[Records from a data collection]
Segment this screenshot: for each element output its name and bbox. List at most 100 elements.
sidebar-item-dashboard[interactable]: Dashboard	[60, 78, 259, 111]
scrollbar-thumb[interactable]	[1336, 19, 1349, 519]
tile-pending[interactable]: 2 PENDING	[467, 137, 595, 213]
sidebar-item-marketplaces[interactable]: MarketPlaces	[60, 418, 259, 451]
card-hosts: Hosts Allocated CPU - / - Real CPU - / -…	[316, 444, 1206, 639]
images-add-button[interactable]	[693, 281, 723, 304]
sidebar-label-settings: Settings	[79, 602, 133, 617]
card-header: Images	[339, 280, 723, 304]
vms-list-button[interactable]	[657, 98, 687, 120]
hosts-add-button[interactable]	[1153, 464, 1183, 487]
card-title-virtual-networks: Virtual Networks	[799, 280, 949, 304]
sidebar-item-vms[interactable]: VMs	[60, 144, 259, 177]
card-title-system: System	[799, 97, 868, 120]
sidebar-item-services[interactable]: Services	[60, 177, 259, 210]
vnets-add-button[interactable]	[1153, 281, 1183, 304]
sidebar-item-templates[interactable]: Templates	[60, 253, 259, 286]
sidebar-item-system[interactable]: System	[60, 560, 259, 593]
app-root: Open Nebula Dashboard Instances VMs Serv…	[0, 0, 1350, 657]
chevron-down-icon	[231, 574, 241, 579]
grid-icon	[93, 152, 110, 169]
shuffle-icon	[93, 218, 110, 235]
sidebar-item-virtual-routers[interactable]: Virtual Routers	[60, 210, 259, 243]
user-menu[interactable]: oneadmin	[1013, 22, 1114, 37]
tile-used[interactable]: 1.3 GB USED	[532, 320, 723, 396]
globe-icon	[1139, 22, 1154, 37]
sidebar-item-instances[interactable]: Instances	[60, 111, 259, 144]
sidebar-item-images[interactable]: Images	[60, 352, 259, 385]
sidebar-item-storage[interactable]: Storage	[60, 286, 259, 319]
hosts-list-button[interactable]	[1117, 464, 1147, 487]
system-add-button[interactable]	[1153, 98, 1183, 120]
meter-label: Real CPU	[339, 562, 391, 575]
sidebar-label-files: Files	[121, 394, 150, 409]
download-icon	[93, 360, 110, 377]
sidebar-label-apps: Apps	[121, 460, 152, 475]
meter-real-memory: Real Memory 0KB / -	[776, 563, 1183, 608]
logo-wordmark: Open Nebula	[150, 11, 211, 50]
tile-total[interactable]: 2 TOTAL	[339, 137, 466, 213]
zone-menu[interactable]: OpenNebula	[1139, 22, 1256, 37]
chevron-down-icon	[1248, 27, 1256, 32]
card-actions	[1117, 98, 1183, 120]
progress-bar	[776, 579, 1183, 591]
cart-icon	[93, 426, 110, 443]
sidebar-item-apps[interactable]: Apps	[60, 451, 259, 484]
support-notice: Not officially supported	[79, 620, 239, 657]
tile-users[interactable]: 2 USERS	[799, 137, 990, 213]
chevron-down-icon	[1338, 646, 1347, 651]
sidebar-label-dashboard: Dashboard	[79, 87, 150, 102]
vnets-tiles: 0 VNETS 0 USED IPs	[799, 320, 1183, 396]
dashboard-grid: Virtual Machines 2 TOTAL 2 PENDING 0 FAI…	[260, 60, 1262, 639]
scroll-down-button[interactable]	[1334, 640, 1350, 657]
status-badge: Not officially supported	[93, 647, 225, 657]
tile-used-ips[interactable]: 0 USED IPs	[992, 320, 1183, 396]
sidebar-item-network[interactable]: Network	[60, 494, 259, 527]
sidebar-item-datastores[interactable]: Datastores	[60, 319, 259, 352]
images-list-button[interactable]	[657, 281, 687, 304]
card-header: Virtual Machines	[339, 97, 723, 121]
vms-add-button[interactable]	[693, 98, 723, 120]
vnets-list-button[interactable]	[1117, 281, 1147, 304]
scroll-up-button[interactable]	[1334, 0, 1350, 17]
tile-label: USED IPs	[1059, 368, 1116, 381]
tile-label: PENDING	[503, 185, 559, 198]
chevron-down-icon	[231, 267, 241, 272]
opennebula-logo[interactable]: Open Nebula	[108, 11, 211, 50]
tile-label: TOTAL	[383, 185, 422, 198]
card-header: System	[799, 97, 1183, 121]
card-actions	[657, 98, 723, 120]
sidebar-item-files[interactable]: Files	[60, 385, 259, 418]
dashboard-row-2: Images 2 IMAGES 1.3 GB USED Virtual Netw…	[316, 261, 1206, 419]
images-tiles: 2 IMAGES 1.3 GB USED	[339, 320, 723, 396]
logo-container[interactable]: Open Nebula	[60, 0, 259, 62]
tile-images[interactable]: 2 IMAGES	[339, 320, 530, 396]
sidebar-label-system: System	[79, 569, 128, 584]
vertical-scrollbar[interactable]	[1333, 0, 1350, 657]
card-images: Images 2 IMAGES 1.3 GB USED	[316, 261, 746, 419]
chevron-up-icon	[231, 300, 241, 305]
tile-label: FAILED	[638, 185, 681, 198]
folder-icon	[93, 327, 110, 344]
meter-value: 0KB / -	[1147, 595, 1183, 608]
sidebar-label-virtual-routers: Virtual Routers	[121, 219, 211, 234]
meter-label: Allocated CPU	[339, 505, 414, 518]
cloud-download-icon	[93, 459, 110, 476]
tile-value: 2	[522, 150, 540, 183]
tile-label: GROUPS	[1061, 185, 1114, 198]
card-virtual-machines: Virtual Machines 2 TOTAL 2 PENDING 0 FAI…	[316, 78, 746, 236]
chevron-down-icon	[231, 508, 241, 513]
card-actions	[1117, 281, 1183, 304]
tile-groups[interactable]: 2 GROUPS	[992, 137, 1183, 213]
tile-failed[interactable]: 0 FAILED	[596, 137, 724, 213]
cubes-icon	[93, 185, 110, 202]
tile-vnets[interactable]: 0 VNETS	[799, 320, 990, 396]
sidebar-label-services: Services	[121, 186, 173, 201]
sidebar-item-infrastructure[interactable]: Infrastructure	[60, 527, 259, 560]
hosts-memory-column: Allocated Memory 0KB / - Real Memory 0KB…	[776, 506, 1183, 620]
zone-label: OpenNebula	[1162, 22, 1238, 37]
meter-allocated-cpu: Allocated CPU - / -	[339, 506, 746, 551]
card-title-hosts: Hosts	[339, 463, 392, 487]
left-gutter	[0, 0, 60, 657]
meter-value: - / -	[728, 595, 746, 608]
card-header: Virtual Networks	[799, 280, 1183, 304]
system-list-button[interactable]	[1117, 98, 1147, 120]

**EXERCISE PROMPT**
Count the lines in the records above that contain the string "zone", and give only the number.

**RESPONSE**
2